TASK TO COMPLETE:
Hunt for the word "subtitle" across the entries below, copying each line that holds it.

━━━

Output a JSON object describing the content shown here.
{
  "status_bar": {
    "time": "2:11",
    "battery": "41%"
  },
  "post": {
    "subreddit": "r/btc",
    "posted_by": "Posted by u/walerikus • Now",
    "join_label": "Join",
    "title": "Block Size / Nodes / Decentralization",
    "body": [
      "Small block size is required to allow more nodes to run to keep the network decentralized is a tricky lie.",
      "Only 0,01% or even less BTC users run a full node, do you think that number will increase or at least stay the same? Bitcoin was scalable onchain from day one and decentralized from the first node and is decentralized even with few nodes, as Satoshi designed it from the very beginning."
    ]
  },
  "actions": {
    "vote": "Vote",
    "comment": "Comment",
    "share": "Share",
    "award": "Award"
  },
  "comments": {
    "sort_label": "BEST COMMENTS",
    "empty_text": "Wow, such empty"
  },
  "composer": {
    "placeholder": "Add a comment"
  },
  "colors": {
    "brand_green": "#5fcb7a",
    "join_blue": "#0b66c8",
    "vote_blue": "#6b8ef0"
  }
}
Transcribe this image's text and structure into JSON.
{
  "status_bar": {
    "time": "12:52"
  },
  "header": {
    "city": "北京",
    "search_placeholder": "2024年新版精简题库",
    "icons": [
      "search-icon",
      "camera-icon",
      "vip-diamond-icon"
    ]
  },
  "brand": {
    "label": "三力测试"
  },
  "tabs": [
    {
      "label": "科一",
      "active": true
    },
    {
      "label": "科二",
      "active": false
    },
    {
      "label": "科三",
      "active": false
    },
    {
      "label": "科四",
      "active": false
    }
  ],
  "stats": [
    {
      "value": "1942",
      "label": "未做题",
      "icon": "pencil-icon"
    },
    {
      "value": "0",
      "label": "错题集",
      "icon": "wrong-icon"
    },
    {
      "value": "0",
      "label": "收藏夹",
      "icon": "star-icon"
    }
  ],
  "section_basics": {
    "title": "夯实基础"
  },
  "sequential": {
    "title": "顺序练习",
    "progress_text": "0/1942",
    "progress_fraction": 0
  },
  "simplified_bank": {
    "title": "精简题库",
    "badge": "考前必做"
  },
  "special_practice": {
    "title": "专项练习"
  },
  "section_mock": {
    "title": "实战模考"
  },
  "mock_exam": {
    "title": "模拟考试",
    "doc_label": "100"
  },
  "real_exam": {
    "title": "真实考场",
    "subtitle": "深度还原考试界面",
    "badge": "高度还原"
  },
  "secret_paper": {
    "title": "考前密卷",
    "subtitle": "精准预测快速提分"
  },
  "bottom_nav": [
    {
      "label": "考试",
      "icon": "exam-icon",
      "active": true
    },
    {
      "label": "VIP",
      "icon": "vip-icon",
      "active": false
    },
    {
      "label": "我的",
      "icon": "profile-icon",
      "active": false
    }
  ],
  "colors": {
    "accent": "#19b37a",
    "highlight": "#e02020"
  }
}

━━━

FINAL RESULT:
    "subtitle": "深度还原考试界面",
    "subtitle": "精准预测快速提分"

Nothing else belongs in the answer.